=== What you are asked to do ===
Return each line of the records holding the string "Jovits".

═══ Records shown

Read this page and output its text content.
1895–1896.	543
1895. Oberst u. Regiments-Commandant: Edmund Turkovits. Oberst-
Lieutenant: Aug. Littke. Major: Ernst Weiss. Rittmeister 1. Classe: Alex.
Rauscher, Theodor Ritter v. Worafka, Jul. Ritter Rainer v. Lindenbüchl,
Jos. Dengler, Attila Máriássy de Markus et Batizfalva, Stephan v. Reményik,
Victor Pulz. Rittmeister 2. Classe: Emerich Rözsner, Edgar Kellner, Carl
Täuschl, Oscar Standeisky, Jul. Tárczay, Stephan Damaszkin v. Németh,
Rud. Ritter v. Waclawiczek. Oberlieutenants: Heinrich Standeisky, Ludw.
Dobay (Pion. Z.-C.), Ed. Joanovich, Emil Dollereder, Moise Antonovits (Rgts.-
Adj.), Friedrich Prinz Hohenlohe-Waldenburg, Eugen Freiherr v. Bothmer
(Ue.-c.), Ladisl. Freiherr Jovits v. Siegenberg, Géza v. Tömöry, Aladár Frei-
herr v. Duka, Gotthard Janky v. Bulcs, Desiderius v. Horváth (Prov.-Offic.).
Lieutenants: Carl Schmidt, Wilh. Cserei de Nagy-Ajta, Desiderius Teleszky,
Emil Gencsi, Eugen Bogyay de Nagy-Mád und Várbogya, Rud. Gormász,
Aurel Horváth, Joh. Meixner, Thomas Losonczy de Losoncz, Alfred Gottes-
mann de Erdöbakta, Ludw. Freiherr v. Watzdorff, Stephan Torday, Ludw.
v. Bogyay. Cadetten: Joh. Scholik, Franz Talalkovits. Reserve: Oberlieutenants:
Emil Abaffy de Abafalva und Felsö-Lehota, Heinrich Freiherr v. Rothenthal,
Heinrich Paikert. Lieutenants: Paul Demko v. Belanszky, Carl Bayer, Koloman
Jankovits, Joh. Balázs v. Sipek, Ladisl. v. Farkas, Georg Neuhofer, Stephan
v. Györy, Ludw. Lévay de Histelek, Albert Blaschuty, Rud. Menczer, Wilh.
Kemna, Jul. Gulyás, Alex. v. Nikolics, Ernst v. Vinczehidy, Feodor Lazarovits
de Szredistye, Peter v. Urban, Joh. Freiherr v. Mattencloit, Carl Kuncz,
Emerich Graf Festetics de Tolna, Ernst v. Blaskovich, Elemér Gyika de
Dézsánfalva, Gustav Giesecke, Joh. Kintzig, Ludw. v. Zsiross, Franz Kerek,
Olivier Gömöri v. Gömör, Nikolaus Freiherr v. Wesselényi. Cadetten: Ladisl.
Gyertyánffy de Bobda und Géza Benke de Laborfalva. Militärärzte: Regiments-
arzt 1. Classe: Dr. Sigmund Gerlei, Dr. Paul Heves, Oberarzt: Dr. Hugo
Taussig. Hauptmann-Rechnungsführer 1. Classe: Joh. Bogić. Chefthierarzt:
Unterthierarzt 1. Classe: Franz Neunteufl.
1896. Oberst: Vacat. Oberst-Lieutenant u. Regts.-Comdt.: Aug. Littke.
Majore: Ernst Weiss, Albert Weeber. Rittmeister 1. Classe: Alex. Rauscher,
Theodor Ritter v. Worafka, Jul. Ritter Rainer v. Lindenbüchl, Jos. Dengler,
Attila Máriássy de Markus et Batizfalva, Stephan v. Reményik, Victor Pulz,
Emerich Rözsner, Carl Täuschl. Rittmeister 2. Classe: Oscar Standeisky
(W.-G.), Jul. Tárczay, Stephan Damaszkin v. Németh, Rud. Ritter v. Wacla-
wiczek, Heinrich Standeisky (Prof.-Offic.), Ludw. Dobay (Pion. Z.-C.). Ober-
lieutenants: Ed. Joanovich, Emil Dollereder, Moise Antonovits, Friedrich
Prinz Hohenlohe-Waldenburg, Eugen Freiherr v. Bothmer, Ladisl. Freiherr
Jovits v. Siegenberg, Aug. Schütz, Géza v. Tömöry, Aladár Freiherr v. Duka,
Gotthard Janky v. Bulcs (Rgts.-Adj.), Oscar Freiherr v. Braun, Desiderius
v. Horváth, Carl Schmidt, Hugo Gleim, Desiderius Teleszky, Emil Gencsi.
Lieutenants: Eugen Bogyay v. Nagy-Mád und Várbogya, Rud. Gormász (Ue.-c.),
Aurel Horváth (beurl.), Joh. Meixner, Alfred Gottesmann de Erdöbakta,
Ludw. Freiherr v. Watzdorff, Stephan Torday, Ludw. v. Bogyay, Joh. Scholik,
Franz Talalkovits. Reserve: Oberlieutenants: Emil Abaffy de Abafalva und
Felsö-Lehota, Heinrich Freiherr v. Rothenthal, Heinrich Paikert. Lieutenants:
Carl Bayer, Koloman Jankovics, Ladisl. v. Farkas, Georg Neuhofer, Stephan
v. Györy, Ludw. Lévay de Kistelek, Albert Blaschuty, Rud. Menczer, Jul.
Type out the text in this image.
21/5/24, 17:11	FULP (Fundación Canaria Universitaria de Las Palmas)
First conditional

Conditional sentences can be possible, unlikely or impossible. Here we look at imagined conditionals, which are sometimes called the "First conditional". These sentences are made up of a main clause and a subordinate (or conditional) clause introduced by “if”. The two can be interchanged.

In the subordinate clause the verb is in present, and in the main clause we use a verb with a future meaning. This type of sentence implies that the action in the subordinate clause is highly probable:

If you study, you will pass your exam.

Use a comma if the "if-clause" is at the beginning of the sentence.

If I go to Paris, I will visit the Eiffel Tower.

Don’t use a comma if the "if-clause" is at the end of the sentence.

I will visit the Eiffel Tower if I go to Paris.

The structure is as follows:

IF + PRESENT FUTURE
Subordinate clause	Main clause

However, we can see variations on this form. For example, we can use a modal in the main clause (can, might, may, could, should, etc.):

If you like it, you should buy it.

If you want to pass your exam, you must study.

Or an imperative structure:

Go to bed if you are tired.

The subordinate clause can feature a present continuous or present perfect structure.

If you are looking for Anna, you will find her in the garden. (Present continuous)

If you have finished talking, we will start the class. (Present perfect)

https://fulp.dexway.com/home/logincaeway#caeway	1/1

══════

=== Problem solution ===
(Ue.-c.), Ladisl. Freiherr Jovits v. Siegenberg, Géza v. Tömöry, Aladár Frei-
Jovits v. Siegenberg, Aug. Schütz, Géza v. Tömöry, Aladár Freiherr v. Duka,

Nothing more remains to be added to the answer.